# Data excerpts
►

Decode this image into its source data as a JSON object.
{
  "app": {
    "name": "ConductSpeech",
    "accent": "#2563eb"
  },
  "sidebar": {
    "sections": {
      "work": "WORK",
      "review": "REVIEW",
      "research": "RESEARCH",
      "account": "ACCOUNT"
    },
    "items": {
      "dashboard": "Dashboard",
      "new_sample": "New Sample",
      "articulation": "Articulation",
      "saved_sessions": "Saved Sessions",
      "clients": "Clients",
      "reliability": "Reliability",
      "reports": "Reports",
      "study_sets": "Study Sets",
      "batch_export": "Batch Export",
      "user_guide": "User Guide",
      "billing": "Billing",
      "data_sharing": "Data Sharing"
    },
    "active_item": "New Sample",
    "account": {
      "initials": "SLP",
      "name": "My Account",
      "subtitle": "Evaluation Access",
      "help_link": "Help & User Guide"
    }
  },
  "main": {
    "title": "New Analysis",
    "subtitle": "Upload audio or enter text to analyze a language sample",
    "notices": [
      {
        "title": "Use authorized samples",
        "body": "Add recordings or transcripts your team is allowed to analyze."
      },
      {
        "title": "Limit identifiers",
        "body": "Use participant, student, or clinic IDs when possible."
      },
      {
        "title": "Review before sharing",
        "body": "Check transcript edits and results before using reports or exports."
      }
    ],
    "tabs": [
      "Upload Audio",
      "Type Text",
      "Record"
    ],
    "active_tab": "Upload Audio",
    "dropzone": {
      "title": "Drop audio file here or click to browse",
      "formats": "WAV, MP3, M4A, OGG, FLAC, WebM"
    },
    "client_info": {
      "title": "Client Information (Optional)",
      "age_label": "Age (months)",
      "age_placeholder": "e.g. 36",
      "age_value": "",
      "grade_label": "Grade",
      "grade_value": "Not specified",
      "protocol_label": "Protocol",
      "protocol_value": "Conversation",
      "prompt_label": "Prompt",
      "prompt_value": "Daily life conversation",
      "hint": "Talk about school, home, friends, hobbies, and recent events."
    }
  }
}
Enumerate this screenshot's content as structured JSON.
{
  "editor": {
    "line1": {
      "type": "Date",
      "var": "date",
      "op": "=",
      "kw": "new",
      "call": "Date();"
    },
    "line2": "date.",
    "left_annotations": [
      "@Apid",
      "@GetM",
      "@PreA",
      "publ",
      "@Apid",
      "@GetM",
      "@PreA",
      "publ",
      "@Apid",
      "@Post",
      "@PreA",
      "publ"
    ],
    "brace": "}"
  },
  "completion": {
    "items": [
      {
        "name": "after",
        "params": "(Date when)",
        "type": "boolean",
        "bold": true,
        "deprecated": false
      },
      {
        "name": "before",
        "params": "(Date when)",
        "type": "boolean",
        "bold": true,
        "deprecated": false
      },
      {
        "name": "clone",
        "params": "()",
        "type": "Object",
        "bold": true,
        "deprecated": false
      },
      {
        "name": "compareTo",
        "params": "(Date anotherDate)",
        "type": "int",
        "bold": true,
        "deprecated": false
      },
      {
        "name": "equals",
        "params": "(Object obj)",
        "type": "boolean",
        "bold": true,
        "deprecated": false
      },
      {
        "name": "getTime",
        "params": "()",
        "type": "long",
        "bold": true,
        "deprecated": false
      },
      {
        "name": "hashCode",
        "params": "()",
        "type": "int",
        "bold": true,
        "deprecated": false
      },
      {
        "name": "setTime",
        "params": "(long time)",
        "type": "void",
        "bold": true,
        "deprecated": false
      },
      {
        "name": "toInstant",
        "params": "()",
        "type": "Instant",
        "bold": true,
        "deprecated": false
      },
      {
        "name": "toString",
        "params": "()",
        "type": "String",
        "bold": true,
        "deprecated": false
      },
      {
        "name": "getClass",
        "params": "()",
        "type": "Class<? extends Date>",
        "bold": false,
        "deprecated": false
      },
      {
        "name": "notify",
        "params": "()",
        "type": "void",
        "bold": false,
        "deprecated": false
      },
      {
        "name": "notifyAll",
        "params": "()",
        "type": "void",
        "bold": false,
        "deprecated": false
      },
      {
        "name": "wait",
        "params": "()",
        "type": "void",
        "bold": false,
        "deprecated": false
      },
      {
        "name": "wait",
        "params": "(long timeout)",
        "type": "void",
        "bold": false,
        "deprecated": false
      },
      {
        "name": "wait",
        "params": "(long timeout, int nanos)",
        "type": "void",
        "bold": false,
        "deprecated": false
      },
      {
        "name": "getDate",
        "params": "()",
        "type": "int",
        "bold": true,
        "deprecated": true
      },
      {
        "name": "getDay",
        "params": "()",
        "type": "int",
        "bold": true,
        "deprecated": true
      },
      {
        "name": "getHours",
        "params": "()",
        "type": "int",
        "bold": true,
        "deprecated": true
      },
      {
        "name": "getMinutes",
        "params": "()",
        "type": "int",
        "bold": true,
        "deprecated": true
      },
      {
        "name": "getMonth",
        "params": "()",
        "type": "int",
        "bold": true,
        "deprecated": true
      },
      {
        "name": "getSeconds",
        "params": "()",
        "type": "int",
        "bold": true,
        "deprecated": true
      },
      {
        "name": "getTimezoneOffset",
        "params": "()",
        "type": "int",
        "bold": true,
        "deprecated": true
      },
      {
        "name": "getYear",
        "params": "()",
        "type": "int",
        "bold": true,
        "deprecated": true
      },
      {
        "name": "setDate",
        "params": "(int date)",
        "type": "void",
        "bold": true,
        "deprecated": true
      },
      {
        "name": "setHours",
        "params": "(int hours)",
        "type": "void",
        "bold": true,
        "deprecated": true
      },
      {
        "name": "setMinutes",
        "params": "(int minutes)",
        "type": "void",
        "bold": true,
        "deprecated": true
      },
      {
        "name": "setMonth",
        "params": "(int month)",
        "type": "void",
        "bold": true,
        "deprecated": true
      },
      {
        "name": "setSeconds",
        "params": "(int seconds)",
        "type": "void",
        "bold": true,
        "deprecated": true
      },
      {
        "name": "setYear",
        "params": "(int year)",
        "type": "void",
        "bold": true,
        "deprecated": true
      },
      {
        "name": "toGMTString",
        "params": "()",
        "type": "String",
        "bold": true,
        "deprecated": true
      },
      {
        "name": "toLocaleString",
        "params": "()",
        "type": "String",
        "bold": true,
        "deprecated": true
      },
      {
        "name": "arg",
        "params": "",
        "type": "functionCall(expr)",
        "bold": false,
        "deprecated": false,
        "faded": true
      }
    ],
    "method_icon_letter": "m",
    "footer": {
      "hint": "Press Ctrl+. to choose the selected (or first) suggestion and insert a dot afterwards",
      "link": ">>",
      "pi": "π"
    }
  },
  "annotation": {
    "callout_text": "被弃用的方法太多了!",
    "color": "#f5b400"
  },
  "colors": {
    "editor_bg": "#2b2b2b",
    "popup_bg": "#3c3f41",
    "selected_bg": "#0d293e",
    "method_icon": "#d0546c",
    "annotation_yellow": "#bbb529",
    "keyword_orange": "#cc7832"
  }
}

◄

Reproduce each entry exactly, leaving out nothing.

# Response to this task
Decode this image into its source data as a JSON object.
{
  "app": {
    "name": "ConductSpeech",
    "accent": "#2563eb"
  },
  "sidebar": {
    "sections": {
      "work": "WORK",
      "review": "REVIEW",
      "research": "RESEARCH",
      "account": "ACCOUNT"
    },
    "items": {
      "dashboard": "Dashboard",
      "new_sample": "New Sample",
      "articulation": "Articulation",
      "saved_sessions": "Saved Sessions",
      "clients": "Clients",
      "reliability": "Reliability",
      "reports": "Reports",
      "study_sets": "Study Sets",
      "batch_export": "Batch Export",
      "user_guide": "User Guide",
      "billing": "Billing",
      "data_sharing": "Data Sharing"
    },
    "active_item": "New Sample",
    "account": {
      "initials": "SLP",
      "name": "My Account",
      "subtitle": "Evaluation Access",
      "help_link": "Help & User Guide"
    }
  },
  "main": {
    "title": "New Analysis",
    "subtitle": "Upload audio or enter text to analyze a language sample",
    "notices": [
      {
        "title": "Use authorized samples",
        "body": "Add recordings or transcripts your team is allowed to analyze."
      },
      {
        "title": "Limit identifiers",
        "body": "Use participant, student, or clinic IDs when possible."
      },
      {
        "title": "Review before sharing",
        "body": "Check transcript edits and results before using reports or exports."
      }
    ],
    "tabs": [
      "Upload Audio",
      "Type Text",
      "Record"
    ],
    "active_tab": "Upload Audio",
    "dropzone": {
      "title": "Drop audio file here or click to browse",
      "formats": "WAV, MP3, M4A, OGG, FLAC, WebM"
    },
    "client_info": {
      "title": "Client Information (Optional)",
      "age_label": "Age (months)",
      "age_placeholder": "e.g. 36",
      "age_value": "",
      "grade_label": "Grade",
      "grade_value": "Not specified",
      "protocol_label": "Protocol",
      "protocol_value": "Conversation",
      "prompt_label": "Prompt",
      "prompt_value": "Daily life conversation",
      "hint": "Talk about school, home, friends, hobbies, and recent events."
    }
  }
}
Enumerate this screenshot's content as structured JSON.
{
  "editor": {
    "line1": {
      "type": "Date",
      "var": "date",
      "op": "=",
      "kw": "new",
      "call": "Date();"
    },
    "line2": "date.",
    "left_annotations": [
      "@Apid",
      "@GetM",
      "@PreA",
      "publ",
      "@Apid",
      "@GetM",
      "@PreA",
      "publ",
      "@Apid",
      "@Post",
      "@PreA",
      "publ"
    ],
    "brace": "}"
  },
  "completion": {
    "items": [
      {
        "name": "after",
        "params": "(Date when)",
        "type": "boolean",
        "bold": true,
        "deprecated": false
      },
      {
        "name": "before",
        "params": "(Date when)",
        "type": "boolean",
        "bold": true,
        "deprecated": false
      },
      {
        "name": "clone",
        "params": "()",
        "type": "Object",
        "bold": true,
        "deprecated": false
      },
      {
        "name": "compareTo",
        "params": "(Date anotherDate)",
        "type": "int",
        "bold": true,
        "deprecated": false
      },
      {
        "name": "equals",
        "params": "(Object obj)",
        "type": "boolean",
        "bold": true,
        "deprecated": false
      },
      {
        "name": "getTime",
        "params": "()",
        "type": "long",
        "bold": true,
        "deprecated": false
      },
      {
        "name": "hashCode",
        "params": "()",
        "type": "int",
        "bold": true,
        "deprecated": false
      },
      {
        "name": "setTime",
        "params": "(long time)",
        "type": "void",
        "bold": true,
        "deprecated": false
      },
      {
        "name": "toInstant",
        "params": "()",
        "type": "Instant",
        "bold": true,
        "deprecated": false
      },
      {
        "name": "toString",
        "params": "()",
        "type": "String",
        "bold": true,
        "deprecated": false
      },
      {
        "name": "getClass",
        "params": "()",
        "type": "Class<? extends Date>",
        "bold": false,
        "deprecated": false
      },
      {
        "name": "notify",
        "params": "()",
        "type": "void",
        "bold": false,
        "deprecated": false
      },
      {
        "name": "notifyAll",
        "params": "()",
        "type": "void",
        "bold": false,
        "deprecated": false
      },
      {
        "name": "wait",
        "params": "()",
        "type": "void",
        "bold": false,
        "deprecated": false
      },
      {
        "name": "wait",
        "params": "(long timeout)",
        "type": "void",
        "bold": false,
        "deprecated": false
      },
      {
        "name": "wait",
        "params": "(long timeout, int nanos)",
        "type": "void",
        "bold": false,
        "deprecated": false
      },
      {
        "name": "getDate",
        "params": "()",
        "type": "int",
        "bold": true,
        "deprecated": true
      },
      {
        "name": "getDay",
        "params": "()",
        "type": "int",
        "bold": true,
        "deprecated": true
      },
      {
        "name": "getHours",
        "params": "()",
        "type": "int",
        "bold": true,
        "deprecated": true
      },
      {
        "name": "getMinutes",
        "params": "()",
        "type": "int",
        "bold": true,
        "deprecated": true
      },
      {
        "name": "getMonth",
        "params": "()",
        "type": "int",
        "bold": true,
        "deprecated": true
      },
      {
        "name": "getSeconds",
        "params": "()",
        "type": "int",
        "bold": true,
        "deprecated": true
      },
      {
        "name": "getTimezoneOffset",
        "params": "()",
        "type": "int",
        "bold": true,
        "deprecated": true
      },
      {
        "name": "getYear",
        "params": "()",
        "type": "int",
        "bold": true,
        "deprecated": true
      },
      {
        "name": "setDate",
        "params": "(int date)",
        "type": "void",
        "bold": true,
        "deprecated": true
      },
      {
        "name": "setHours",
        "params": "(int hours)",
        "type": "void",
        "bold": true,
        "deprecated": true
      },
      {
        "name": "setMinutes",
        "params": "(int minutes)",
        "type": "void",
        "bold": true,
        "deprecated": true
      },
      {
        "name": "setMonth",
        "params": "(int month)",
        "type": "void",
        "bold": true,
        "deprecated": true
      },
      {
        "name": "setSeconds",
        "params": "(int seconds)",
        "type": "void",
        "bold": true,
        "deprecated": true
      },
      {
        "name": "setYear",
        "params": "(int year)",
        "type": "void",
        "bold": true,
        "deprecated": true
      },
      {
        "name": "toGMTString",
        "params": "()",
        "type": "String",
        "bold": true,
        "deprecated": true
      },
      {
        "name": "toLocaleString",
        "params": "()",
        "type": "String",
        "bold": true,
        "deprecated": true
      },
      {
        "name": "arg",
        "params": "",
        "type": "functionCall(expr)",
        "bold": false,
        "deprecated": false,
        "faded": true
      }
    ],
    "method_icon_letter": "m",
    "footer": {
      "hint": "Press Ctrl+. to choose the selected (or first) suggestion and insert a dot afterwards",
      "link": ">>",
      "pi": "π"
    }
  },
  "annotation": {
    "callout_text": "被弃用的方法太多了!",
    "color": "#f5b400"
  },
  "colors": {
    "editor_bg": "#2b2b2b",
    "popup_bg": "#3c3f41",
    "selected_bg": "#0d293e",
    "method_icon": "#d0546c",
    "annotation_yellow": "#bbb529",
    "keyword_orange": "#cc7832"
  }
}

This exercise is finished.